[Stored data]
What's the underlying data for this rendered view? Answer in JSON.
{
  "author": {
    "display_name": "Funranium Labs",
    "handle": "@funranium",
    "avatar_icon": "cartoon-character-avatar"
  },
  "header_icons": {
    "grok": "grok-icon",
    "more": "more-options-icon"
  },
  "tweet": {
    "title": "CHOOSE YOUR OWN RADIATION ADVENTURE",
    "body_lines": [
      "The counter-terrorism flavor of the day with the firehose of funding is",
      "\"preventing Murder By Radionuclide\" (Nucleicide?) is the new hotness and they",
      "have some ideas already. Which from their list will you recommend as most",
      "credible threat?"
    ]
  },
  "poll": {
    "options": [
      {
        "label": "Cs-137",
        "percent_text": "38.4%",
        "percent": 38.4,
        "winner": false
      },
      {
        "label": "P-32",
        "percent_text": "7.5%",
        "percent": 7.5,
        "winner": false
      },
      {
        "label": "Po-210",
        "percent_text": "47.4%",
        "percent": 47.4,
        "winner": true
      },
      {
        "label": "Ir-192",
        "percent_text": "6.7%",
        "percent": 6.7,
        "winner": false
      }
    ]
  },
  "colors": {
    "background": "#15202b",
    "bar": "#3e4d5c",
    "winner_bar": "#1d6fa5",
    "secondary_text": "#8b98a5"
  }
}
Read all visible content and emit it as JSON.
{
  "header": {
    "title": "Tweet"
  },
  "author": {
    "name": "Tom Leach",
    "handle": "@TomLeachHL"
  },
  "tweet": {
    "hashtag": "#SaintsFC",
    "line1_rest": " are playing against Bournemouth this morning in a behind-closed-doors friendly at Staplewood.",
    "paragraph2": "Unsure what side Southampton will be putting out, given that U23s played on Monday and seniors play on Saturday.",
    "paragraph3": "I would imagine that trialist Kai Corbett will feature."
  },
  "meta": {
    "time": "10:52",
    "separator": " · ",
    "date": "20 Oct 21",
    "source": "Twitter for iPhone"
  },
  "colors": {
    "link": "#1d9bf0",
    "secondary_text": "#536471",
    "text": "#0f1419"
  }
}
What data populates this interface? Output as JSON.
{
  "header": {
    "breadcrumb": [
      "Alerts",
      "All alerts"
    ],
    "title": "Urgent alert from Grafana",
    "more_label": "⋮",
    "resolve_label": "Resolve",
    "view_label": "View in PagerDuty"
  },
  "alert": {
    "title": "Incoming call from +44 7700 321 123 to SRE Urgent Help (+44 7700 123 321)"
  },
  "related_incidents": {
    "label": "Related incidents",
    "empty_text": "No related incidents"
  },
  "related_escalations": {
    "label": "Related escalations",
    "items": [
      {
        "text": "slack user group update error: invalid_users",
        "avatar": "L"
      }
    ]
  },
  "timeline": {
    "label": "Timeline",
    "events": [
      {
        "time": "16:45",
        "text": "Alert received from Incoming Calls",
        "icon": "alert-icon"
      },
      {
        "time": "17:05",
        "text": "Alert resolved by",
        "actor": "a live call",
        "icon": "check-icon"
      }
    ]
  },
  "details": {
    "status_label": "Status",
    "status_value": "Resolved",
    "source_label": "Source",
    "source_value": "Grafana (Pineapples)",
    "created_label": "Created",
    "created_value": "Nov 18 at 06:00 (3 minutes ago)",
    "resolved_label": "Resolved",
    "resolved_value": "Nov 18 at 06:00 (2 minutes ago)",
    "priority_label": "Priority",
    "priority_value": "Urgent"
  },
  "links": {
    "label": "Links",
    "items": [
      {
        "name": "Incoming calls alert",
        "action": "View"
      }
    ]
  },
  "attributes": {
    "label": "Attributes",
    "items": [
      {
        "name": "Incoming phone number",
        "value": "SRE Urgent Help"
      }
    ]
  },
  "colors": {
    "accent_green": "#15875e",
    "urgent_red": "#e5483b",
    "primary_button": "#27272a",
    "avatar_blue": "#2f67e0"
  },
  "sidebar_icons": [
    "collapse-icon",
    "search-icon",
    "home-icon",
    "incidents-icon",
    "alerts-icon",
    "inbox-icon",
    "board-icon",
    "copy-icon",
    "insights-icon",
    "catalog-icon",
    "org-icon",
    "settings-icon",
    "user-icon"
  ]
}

Required task.
Copy out the material word for word and line for line.

Correct response.
What's the underlying data for this rendered view? Answer in JSON.
{
  "author": {
    "display_name": "Funranium Labs",
    "handle": "@funranium",
    "avatar_icon": "cartoon-character-avatar"
  },
  "header_icons": {
    "grok": "grok-icon",
    "more": "more-options-icon"
  },
  "tweet": {
    "title": "CHOOSE YOUR OWN RADIATION ADVENTURE",
    "body_lines": [
      "The counter-terrorism flavor of the day with the firehose of funding is",
      "\"preventing Murder By Radionuclide\" (Nucleicide?) is the new hotness and they",
      "have some ideas already. Which from their list will you recommend as most",
      "credible threat?"
    ]
  },
  "poll": {
    "options": [
      {
        "label": "Cs-137",
        "percent_text": "38.4%",
        "percent": 38.4,
        "winner": false
      },
      {
        "label": "P-32",
        "percent_text": "7.5%",
        "percent": 7.5,
        "winner": false
      },
      {
        "label": "Po-210",
        "percent_text": "47.4%",
        "percent": 47.4,
        "winner": true
      },
      {
        "label": "Ir-192",
        "percent_text": "6.7%",
        "percent": 6.7,
        "winner": false
      }
    ]
  },
  "colors": {
    "background": "#15202b",
    "bar": "#3e4d5c",
    "winner_bar": "#1d6fa5",
    "secondary_text": "#8b98a5"
  }
}
Read all visible content and emit it as JSON.
{
  "header": {
    "title": "Tweet"
  },
  "author": {
    "name": "Tom Leach",
    "handle": "@TomLeachHL"
  },
  "tweet": {
    "hashtag": "#SaintsFC",
    "line1_rest": " are playing against Bournemouth this morning in a behind-closed-doors friendly at Staplewood.",
    "paragraph2": "Unsure what side Southampton will be putting out, given that U23s played on Monday and seniors play on Saturday.",
    "paragraph3": "I would imagine that trialist Kai Corbett will feature."
  },
  "meta": {
    "time": "10:52",
    "separator": " · ",
    "date": "20 Oct 21",
    "source": "Twitter for iPhone"
  },
  "colors": {
    "link": "#1d9bf0",
    "secondary_text": "#536471",
    "text": "#0f1419"
  }
}
What data populates this interface? Output as JSON.
{
  "header": {
    "breadcrumb": [
      "Alerts",
      "All alerts"
    ],
    "title": "Urgent alert from Grafana",
    "more_label": "⋮",
    "resolve_label": "Resolve",
    "view_label": "View in PagerDuty"
  },
  "alert": {
    "title": "Incoming call from +44 7700 321 123 to SRE Urgent Help (+44 7700 123 321)"
  },
  "related_incidents": {
    "label": "Related incidents",
    "empty_text": "No related incidents"
  },
  "related_escalations": {
    "label": "Related escalations",
    "items": [
      {
        "text": "slack user group update error: invalid_users",
        "avatar": "L"
      }
    ]
  },
  "timeline": {
    "label": "Timeline",
    "events": [
      {
        "time": "16:45",
        "text": "Alert received from Incoming Calls",
        "icon": "alert-icon"
      },
      {
        "time": "17:05",
        "text": "Alert resolved by",
        "actor": "a live call",
        "icon": "check-icon"
      }
    ]
  },
  "details": {
    "status_label": "Status",
    "status_value": "Resolved",
    "source_label": "Source",
    "source_value": "Grafana (Pineapples)",
    "created_label": "Created",
    "created_value": "Nov 18 at 06:00 (3 minutes ago)",
    "resolved_label": "Resolved",
    "resolved_value": "Nov 18 at 06:00 (2 minutes ago)",
    "priority_label": "Priority",
    "priority_value": "Urgent"
  },
  "links": {
    "label": "Links",
    "items": [
      {
        "name": "Incoming calls alert",
        "action": "View"
      }
    ]
  },
  "attributes": {
    "label": "Attributes",
    "items": [
      {
        "name": "Incoming phone number",
        "value": "SRE Urgent Help"
      }
    ]
  },
  "colors": {
    "accent_green": "#15875e",
    "urgent_red": "#e5483b",
    "primary_button": "#27272a",
    "avatar_blue": "#2f67e0"
  },
  "sidebar_icons": [
    "collapse-icon",
    "search-icon",
    "home-icon",
    "incidents-icon",
    "alerts-icon",
    "inbox-icon",
    "board-icon",
    "copy-icon",
    "insights-icon",
    "catalog-icon",
    "org-icon",
    "settings-icon",
    "user-icon"
  ]
}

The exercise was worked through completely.